[Instruction]: Among the records below, find each line that includes the string "words" and copy it.

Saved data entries
..............................
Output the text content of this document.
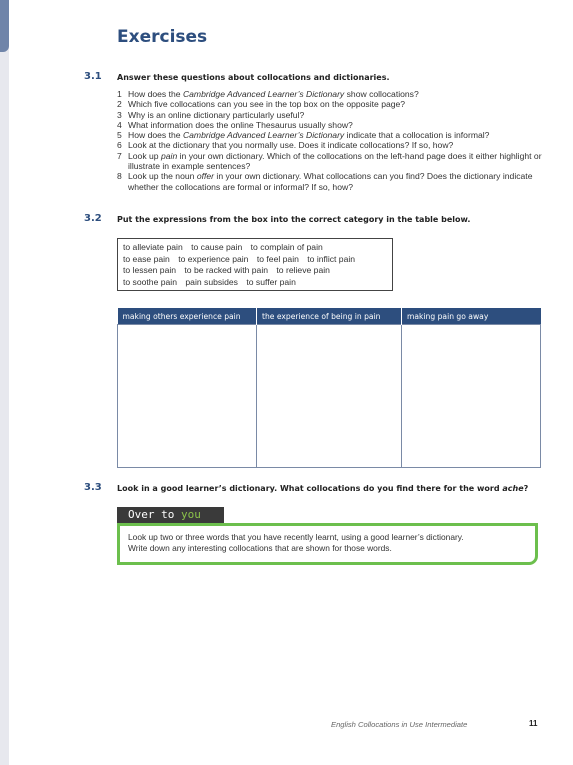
Exercises
3.1 Answer these questions about collocations and dictionaries.
1 How does the Cambridge Advanced Learner’s Dictionary show collocations?
2 Which five collocations can you see in the top box on the opposite page?
3 Why is an online dictionary particularly useful?
4 What information does the online Thesaurus usually show?
5 How does the Cambridge Advanced Learner’s Dictionary indicate that a collocation is informal?
6 Look at the dictionary that you normally use. Does it indicate collocations? If so, how?
7 Look up pain in your own dictionary. Which of the collocations on the left-hand page does it either highlight or illustrate in example sentences?
8 Look up the noun offer in your own dictionary. What collocations can you find? Does the dictionary indicate whether the collocations are formal or informal? If so, how?
3.2 Put the expressions from the box into the correct category in the table below.
to alleviate pain to cause pain to complain of pain
to ease pain to experience pain to feel pain to inflict pain
to lessen pain to be racked with pain to relieve pain
to soothe pain pain subsides to suffer pain
making others experience pain	the experience of being in pain	making pain go away

3.3 Look in a good learner’s dictionary. What collocations do you find there for the word ache?
Over to you
Look up two or three words that you have recently learnt, using a good learner’s dictionary.
Write down any interesting collocations that are shown for those words.
English Collocations in Use Intermediate	11
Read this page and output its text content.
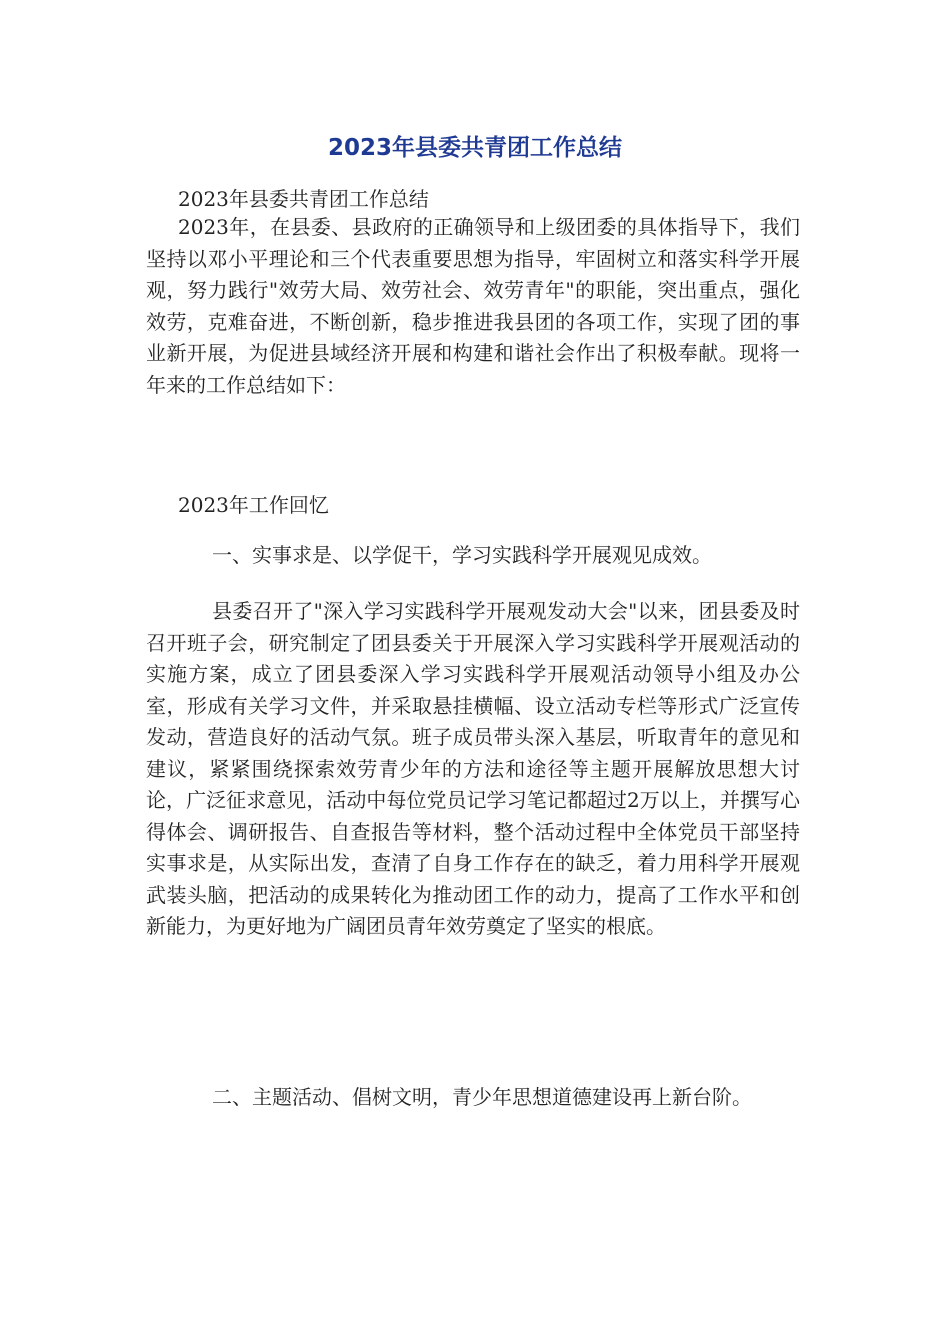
2023年县委共青团工作总结

2023年县委共青团工作总结

2023年，在县委、县政府的正确领导和上级团委的具体指导下，我们坚持以邓小平理论和三个代表重要思想为指导，牢固树立和落实科学开展观，努力践行"效劳大局、效劳社会、效劳青年"的职能，突出重点，强化效劳，克难奋进，不断创新，稳步推进我县团的各项工作，实现了团的事业新开展，为促进县域经济开展和构建和谐社会作出了积极奉献。现将一年来的工作总结如下：

2023年工作回忆

一、实事求是、以学促干，学习实践科学开展观见成效。

县委召开了"深入学习实践科学开展观发动大会"以来，团县委及时召开班子会，研究制定了团县委关于开展深入学习实践科学开展观活动的实施方案，成立了团县委深入学习实践科学开展观活动领导小组及办公室，形成有关学习文件，并采取悬挂横幅、设立活动专栏等形式广泛宣传发动，营造良好的活动气氛。班子成员带头深入基层，听取青年的意见和建议，紧紧围绕探索效劳青少年的方法和途径等主题开展解放思想大讨论，广泛征求意见，活动中每位党员记学习笔记都超过2万以上，并撰写心得体会、调研报告、自查报告等材料，整个活动过程中全体党员干部坚持实事求是，从实际出发，查清了自身工作存在的缺乏，着力用科学开展观武装头脑，把活动的成果转化为推动团工作的动力，提高了工作水平和创新能力，为更好地为广阔团员青年效劳奠定了坚实的根底。

二、主题活动、倡树文明，青少年思想道德建设再上新台阶。
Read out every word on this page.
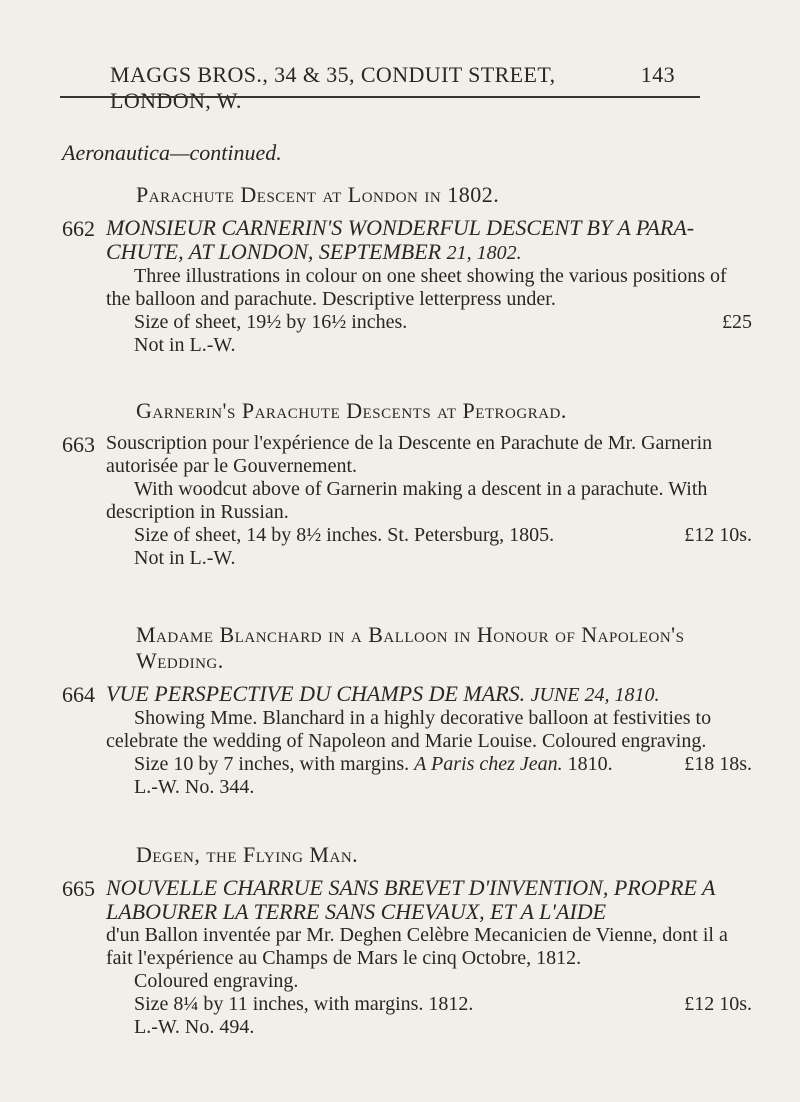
MAGGS BROS., 34 & 35, CONDUIT STREET, LONDON, W.
143
Aeronautica—continued.
Parachute Descent at London in 1802.
662 MONSIEUR CARNERIN'S WONDERFUL DESCENT BY A PARA-CHUTE, AT LONDON, SEPTEMBER 21, 1802.
Three illustrations in colour on one sheet showing the various positions of the balloon and parachute. Descriptive letterpress under.
Size of sheet, 19½ by 16½ inches.	£25
Not in L.-W.
Garnerin's Parachute Descents at Petrograd.
663 Souscription pour l'expérience de la Descente en Parachute de Mr. Garnerin autorisée par le Gouvernement.
With woodcut above of Garnerin making a descent in a parachute. With description in Russian.
Size of sheet, 14 by 8½ inches. St. Petersburg, 1805.	£12 10s.
Not in L.-W.
Madame Blanchard in a Balloon in Honour of Napoleon's Wedding.
664 VUE PERSPECTIVE DU CHAMPS DE MARS. JUNE 24, 1810.
Showing Mme. Blanchard in a highly decorative balloon at festivities to celebrate the wedding of Napoleon and Marie Louise. Coloured engraving.
Size 10 by 7 inches, with margins. A Paris chez Jean. 1810.	£18 18s.
L.-W. No. 344.
Degen, the Flying Man.
665 NOUVELLE CHARRUE SANS BREVET D'INVENTION, PROPRE A LABOURER LA TERRE SANS CHEVAUX, ET A L'AIDE
d'un Ballon inventée par Mr. Deghen Celèbre Mecanicien de Vienne, dont il a fait l'expérience au Champs de Mars le cinq Octobre, 1812.
Coloured engraving.
Size 8¼ by 11 inches, with margins. 1812.	£12 10s.
L.-W. No. 494.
..............................
[Reply]:
Look up two or three words that you have recently learnt, using a good learner’s dictionary.
Write down any interesting collocations that are shown for those words.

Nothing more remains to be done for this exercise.